◆ Data records
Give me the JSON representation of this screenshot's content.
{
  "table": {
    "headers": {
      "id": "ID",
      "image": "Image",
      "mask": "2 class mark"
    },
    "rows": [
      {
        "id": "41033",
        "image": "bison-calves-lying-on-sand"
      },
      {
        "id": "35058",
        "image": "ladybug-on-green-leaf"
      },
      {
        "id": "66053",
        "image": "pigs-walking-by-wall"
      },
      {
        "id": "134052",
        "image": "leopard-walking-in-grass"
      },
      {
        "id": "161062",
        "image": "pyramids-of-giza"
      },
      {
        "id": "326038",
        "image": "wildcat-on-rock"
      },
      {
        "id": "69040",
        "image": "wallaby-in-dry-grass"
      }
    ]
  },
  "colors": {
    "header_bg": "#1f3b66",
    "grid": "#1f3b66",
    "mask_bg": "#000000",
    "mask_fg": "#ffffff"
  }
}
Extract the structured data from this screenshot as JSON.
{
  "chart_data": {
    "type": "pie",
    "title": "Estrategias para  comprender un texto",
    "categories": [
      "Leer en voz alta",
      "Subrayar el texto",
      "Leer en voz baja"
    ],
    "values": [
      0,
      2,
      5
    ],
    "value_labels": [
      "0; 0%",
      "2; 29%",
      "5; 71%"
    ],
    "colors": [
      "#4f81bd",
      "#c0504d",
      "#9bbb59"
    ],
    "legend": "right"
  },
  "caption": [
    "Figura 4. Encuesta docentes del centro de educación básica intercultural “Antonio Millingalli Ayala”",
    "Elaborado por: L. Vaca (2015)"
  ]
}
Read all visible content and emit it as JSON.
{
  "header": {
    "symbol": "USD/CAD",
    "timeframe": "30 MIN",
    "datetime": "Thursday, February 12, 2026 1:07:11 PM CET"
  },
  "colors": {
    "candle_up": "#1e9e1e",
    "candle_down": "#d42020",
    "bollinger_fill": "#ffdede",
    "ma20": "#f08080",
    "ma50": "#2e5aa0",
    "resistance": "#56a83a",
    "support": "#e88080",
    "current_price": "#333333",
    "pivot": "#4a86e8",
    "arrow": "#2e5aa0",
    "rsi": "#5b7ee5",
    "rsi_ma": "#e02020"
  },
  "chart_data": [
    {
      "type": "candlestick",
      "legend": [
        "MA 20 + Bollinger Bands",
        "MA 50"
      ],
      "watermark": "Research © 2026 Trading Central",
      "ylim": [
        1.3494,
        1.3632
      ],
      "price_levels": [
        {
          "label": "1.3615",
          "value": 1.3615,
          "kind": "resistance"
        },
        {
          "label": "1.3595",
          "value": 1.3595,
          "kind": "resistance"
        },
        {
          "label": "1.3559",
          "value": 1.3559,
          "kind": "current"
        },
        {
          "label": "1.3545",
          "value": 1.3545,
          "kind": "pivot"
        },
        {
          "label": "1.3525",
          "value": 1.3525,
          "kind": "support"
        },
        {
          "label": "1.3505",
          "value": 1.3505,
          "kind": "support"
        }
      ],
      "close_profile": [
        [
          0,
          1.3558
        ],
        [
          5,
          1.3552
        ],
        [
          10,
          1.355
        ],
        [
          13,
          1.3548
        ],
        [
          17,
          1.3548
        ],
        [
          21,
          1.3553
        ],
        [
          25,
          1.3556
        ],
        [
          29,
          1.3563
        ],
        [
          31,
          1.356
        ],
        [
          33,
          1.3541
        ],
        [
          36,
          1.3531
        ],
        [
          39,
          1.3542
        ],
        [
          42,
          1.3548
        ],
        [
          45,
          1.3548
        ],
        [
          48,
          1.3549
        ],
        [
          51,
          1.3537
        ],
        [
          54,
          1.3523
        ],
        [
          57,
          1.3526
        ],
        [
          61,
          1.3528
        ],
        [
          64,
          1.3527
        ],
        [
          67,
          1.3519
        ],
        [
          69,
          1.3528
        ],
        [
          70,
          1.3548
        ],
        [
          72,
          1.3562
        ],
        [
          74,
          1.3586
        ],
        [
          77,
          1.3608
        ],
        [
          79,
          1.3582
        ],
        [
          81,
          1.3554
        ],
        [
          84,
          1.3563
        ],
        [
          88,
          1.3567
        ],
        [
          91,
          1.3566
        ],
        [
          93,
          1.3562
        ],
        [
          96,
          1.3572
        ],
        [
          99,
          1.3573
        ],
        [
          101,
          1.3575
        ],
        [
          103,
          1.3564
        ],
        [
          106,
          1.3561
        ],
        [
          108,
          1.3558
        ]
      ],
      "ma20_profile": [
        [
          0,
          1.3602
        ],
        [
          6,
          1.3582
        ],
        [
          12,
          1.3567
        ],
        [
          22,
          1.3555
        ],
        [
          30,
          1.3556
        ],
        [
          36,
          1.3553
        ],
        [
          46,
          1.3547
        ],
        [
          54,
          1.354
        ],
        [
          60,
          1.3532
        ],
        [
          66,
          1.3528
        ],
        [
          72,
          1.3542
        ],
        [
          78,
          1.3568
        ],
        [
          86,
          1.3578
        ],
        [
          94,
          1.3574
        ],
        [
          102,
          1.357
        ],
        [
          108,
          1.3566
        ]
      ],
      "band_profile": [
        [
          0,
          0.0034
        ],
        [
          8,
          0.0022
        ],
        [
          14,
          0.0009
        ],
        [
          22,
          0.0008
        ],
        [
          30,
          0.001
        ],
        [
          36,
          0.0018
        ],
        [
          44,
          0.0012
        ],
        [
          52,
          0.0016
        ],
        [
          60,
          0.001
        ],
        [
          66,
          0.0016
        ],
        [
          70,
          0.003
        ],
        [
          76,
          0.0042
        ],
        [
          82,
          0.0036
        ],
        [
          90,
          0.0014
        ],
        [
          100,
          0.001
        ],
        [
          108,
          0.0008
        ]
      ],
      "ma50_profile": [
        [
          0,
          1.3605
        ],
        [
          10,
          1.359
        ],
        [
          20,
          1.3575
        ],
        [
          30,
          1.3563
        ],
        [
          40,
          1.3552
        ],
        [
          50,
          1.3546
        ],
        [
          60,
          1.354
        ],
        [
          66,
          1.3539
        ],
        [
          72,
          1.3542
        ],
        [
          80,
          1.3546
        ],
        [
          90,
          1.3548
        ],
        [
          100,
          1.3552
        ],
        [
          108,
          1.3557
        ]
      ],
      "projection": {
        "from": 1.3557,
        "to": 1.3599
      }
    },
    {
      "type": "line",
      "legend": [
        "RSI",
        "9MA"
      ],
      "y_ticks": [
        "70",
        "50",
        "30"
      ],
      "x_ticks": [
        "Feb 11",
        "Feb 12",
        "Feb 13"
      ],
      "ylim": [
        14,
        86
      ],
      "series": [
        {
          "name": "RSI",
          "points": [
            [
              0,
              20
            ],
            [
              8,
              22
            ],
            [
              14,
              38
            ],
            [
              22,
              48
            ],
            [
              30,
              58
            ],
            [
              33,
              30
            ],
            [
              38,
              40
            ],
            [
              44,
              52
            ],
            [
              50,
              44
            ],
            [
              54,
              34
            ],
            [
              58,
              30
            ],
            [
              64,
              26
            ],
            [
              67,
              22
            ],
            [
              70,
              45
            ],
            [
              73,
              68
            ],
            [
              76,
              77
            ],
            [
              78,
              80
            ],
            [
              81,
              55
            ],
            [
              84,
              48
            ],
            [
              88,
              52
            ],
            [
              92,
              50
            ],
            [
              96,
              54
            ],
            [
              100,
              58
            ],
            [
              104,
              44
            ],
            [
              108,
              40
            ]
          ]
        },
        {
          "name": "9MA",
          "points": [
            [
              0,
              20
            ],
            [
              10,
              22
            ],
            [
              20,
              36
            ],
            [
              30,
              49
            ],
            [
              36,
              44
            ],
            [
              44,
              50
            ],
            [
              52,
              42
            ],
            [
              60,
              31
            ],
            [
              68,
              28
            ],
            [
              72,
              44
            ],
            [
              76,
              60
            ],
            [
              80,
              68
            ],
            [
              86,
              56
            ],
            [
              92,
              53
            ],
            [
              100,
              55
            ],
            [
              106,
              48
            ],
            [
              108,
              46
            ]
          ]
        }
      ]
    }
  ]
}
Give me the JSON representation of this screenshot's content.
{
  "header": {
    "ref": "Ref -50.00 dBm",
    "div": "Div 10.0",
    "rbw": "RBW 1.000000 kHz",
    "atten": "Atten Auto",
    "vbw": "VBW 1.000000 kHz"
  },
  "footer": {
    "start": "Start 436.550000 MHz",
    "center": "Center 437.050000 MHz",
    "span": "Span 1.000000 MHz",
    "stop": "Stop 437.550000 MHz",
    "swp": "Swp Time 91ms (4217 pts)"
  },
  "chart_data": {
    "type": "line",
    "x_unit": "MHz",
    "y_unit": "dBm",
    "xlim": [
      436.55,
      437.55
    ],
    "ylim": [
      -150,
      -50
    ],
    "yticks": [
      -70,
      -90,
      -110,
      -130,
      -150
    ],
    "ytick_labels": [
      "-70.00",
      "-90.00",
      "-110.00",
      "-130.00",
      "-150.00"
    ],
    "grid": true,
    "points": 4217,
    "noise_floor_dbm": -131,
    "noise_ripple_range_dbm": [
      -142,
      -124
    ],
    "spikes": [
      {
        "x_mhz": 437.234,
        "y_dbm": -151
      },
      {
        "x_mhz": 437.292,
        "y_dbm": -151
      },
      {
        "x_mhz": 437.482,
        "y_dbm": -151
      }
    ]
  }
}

◆ Work to be completed
In the records above, locate every line with the string "texto" and copy it.

◆ Full solution
    "title": "Estrategias para  comprender un texto",
      "Subrayar el texto",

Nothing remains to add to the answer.